▶ Written request: For the data below, report only the number of lines containing the string "schools".

____

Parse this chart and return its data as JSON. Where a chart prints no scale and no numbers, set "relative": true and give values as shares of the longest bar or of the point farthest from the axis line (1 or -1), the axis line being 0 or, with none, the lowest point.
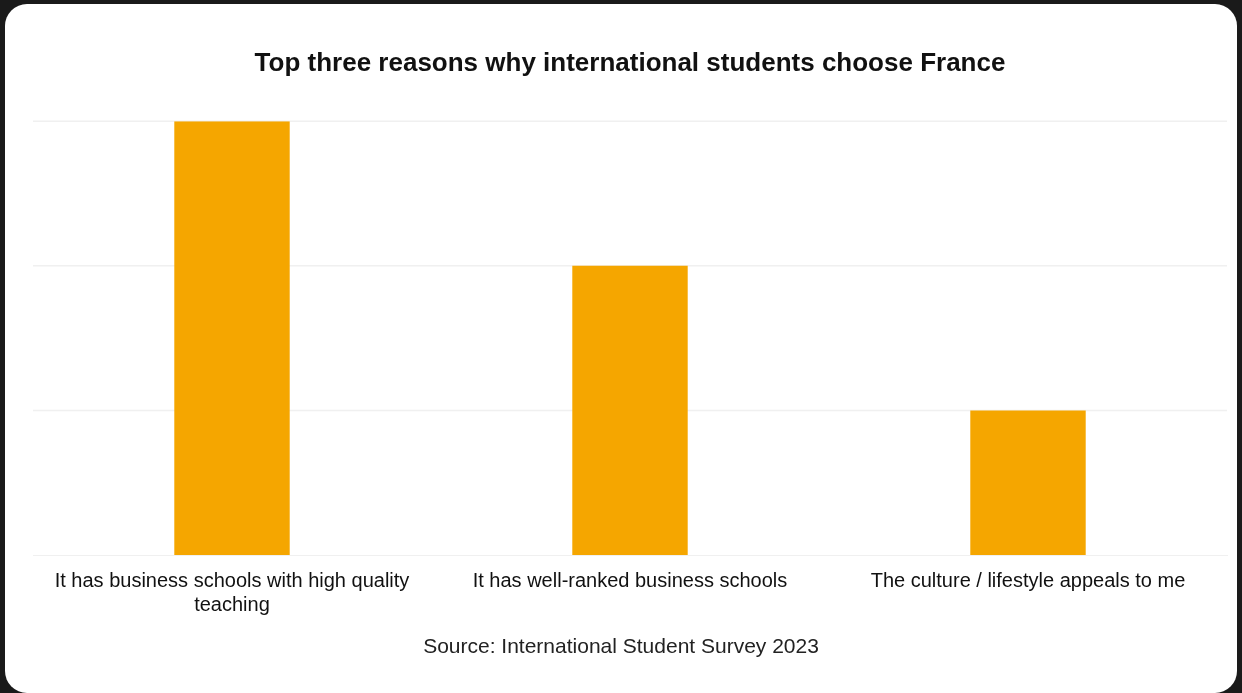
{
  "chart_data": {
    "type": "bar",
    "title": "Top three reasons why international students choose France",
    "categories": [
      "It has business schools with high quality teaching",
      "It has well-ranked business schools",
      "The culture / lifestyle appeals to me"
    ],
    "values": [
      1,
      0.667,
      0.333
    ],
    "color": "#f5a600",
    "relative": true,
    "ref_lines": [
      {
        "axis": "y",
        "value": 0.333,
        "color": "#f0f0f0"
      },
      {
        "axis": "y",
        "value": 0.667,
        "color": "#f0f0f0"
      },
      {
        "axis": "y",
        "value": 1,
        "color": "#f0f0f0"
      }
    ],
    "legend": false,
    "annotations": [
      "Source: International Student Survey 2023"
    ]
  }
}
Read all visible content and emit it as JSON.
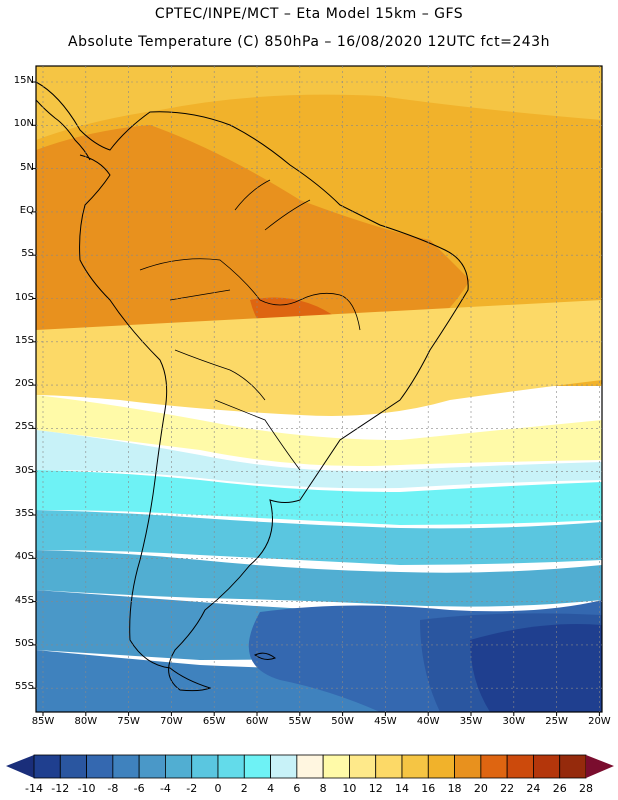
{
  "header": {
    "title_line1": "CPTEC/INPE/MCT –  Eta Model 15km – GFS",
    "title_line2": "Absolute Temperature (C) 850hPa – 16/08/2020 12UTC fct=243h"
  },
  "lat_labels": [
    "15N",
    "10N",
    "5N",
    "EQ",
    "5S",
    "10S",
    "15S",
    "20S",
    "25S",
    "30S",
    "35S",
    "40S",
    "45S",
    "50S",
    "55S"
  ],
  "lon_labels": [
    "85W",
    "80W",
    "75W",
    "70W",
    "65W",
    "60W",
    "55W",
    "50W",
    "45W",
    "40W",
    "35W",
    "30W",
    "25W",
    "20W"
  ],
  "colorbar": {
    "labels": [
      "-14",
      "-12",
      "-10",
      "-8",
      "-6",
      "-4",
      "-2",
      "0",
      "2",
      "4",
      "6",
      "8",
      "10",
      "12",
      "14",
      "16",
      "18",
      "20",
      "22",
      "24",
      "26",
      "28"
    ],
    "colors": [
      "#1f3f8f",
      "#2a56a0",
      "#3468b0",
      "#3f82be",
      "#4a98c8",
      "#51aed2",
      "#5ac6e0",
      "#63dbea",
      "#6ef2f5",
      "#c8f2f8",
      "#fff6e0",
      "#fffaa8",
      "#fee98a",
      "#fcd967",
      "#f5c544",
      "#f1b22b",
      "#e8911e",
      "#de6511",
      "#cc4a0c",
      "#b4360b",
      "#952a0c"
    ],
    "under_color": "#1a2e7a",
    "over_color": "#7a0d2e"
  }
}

____

▶ Result: 2